■ Instruction
Check each line of the records below for the word "than" and copy those where it appears.

■ Given data
---
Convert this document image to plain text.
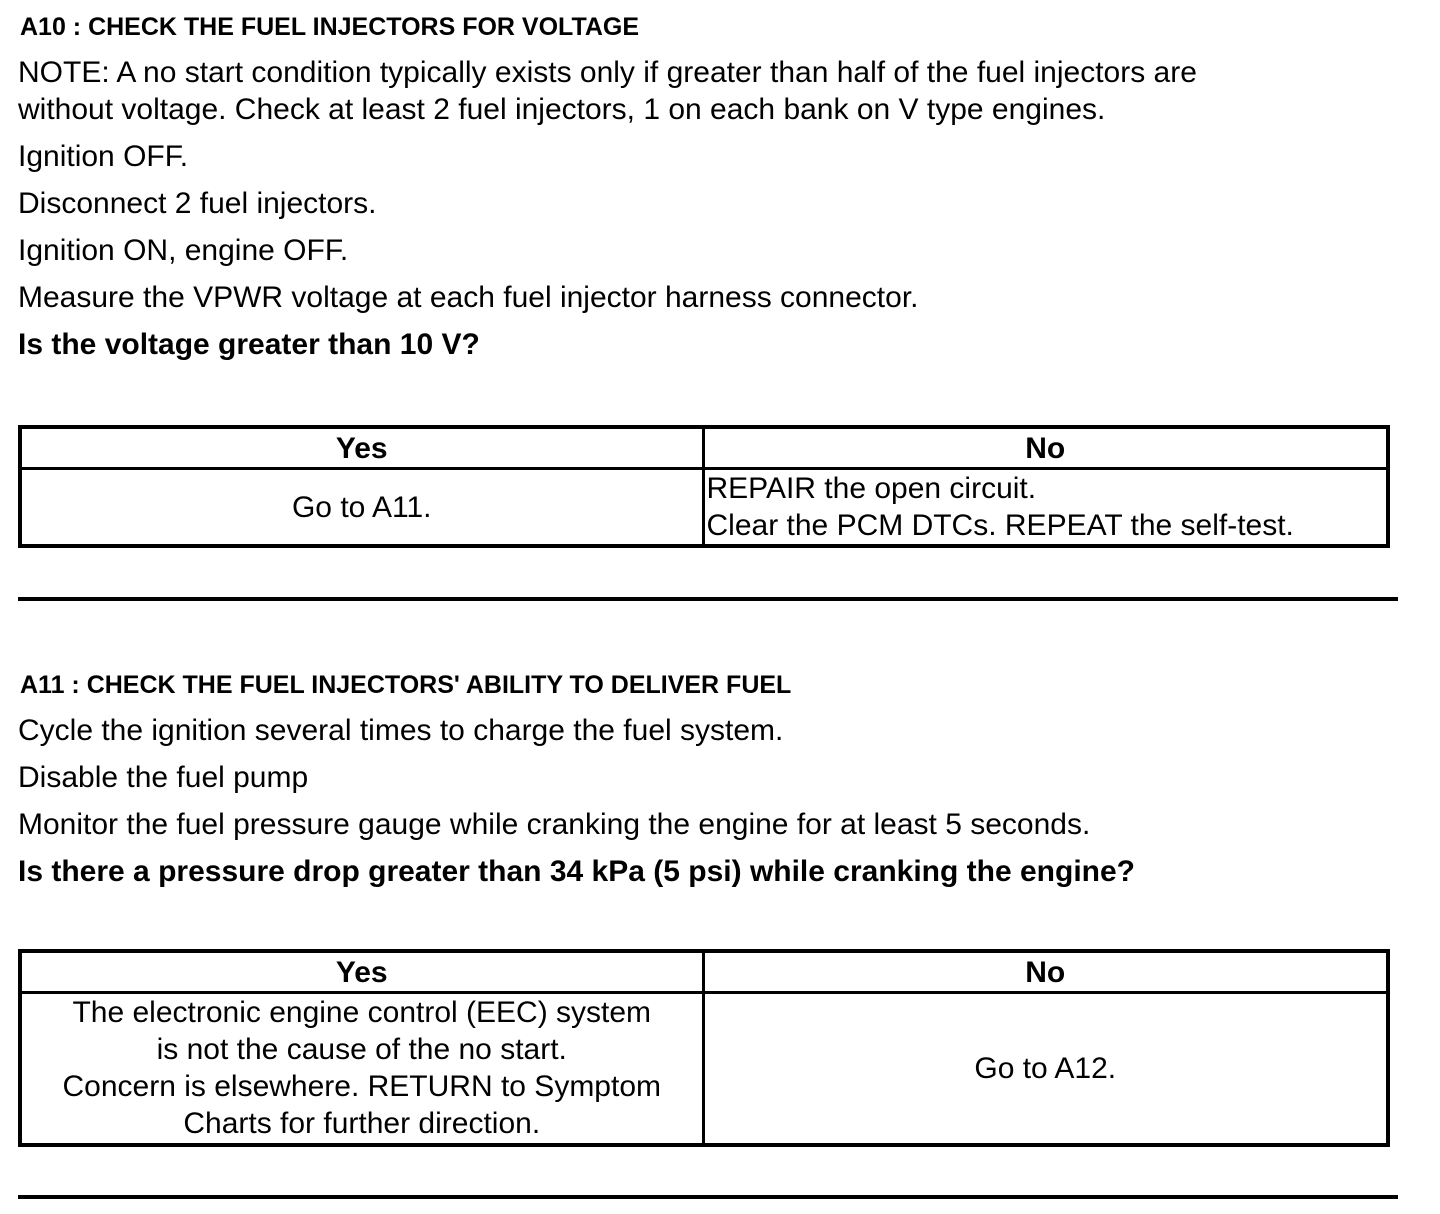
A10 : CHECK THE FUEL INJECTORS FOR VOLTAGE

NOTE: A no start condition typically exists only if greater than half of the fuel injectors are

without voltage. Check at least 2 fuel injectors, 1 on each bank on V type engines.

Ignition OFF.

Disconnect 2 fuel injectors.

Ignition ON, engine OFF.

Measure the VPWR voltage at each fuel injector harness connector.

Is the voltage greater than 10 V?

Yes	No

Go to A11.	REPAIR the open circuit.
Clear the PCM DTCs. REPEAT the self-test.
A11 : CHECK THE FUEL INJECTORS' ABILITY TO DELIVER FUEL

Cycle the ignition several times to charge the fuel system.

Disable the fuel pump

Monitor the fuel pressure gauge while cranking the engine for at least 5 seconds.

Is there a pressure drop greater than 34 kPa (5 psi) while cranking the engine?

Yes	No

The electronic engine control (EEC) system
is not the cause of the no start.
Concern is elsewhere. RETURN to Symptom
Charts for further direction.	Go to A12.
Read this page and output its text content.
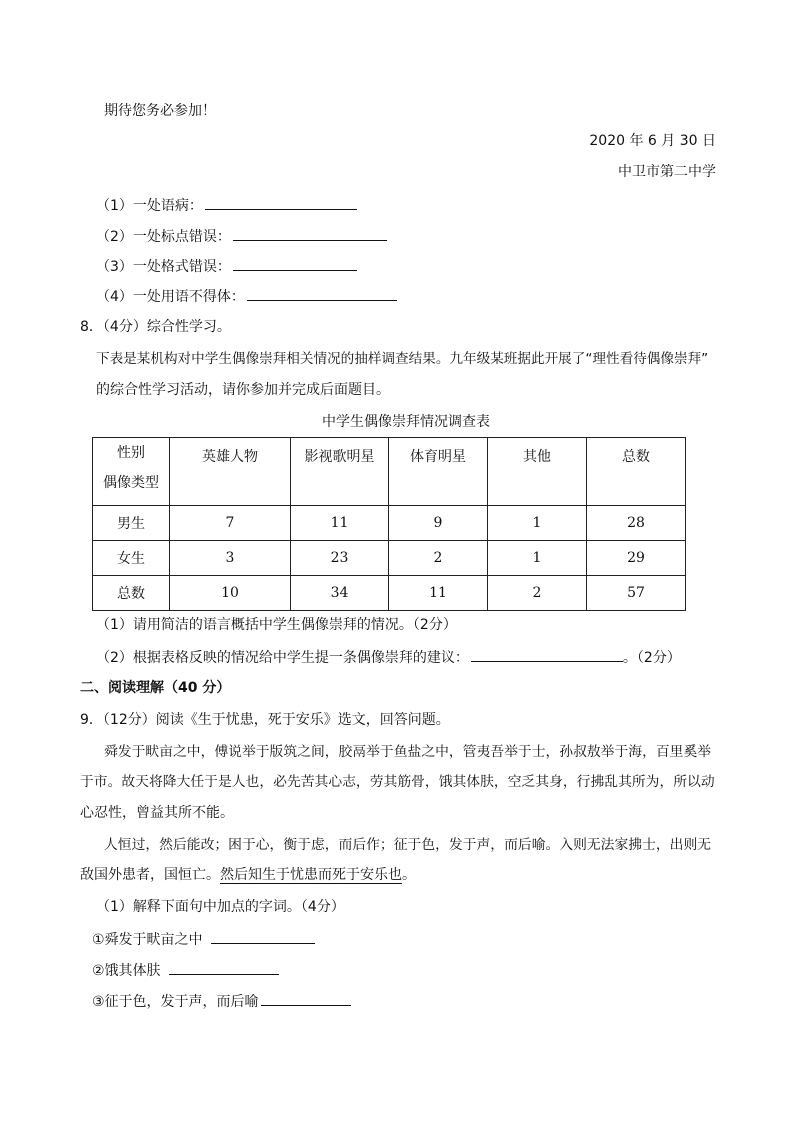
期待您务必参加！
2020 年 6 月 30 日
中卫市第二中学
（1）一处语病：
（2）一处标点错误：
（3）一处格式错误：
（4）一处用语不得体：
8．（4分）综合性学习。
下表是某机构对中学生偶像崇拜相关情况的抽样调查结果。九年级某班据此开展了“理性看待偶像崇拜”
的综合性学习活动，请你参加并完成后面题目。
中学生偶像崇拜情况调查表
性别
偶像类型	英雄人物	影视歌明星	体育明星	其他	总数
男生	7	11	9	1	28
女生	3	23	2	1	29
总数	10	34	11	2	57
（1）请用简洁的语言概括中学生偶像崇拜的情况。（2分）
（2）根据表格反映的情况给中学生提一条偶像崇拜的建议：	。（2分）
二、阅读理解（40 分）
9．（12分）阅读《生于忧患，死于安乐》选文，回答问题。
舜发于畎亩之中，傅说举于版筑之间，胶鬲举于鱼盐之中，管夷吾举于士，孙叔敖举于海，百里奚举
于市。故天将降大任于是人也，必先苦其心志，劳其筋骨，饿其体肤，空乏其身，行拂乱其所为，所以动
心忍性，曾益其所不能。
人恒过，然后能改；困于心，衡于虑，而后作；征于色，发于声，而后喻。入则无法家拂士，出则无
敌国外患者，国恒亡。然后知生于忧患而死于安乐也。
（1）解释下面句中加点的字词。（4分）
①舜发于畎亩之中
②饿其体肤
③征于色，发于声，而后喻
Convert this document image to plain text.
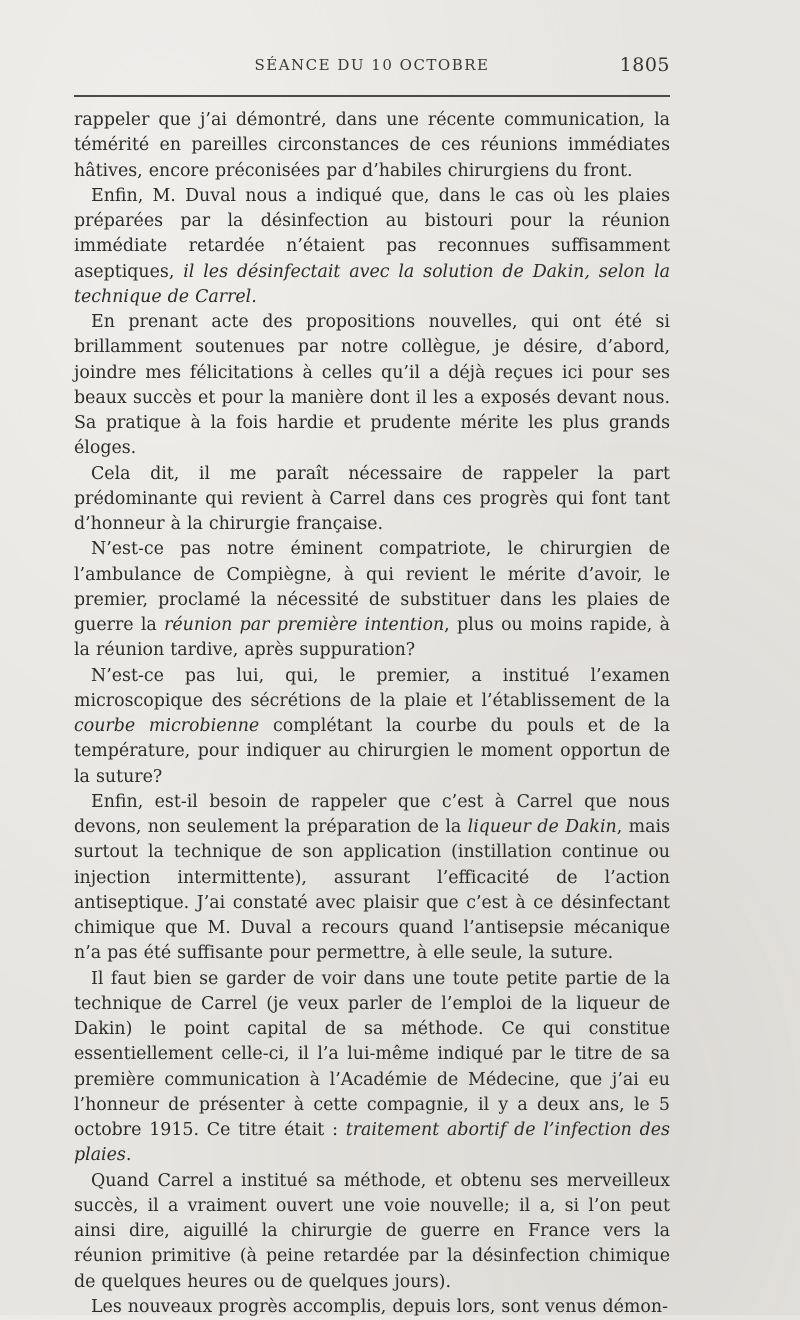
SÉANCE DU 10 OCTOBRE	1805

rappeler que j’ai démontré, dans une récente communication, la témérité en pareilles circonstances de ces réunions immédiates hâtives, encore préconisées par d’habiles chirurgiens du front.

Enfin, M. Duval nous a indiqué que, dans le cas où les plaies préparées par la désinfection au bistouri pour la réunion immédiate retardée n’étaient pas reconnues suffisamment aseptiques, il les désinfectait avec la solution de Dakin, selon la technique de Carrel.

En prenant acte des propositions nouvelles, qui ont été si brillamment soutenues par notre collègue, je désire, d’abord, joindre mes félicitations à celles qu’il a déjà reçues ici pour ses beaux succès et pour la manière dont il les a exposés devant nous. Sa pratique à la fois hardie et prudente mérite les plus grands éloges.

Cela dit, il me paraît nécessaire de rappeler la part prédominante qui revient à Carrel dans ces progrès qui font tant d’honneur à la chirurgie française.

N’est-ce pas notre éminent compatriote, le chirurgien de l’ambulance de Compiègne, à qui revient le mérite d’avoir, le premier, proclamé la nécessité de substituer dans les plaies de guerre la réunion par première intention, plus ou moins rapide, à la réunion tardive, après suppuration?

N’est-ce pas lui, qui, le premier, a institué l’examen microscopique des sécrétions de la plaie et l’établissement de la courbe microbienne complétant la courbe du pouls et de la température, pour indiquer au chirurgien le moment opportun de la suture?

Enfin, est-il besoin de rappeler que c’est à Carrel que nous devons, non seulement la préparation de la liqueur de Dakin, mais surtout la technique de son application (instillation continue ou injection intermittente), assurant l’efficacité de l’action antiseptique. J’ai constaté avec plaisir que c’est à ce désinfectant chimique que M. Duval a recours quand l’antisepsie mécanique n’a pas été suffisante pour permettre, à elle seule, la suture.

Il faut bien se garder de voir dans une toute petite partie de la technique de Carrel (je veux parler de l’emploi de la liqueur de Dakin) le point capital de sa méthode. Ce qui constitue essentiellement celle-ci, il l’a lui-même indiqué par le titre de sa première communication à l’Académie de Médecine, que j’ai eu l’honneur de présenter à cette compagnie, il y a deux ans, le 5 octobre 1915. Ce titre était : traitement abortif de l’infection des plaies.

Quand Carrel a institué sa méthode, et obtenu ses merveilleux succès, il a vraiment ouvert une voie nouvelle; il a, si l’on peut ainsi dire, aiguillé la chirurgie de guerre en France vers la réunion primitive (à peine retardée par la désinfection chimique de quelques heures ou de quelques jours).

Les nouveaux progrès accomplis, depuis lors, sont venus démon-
---
■ Solution for this task
NOTE: A no start condition typically exists only if greater than half of the fuel injectors are
Is the voltage greater than 10 V?
Is there a pressure drop greater than 34 kPa (5 psi) while cranking the engine?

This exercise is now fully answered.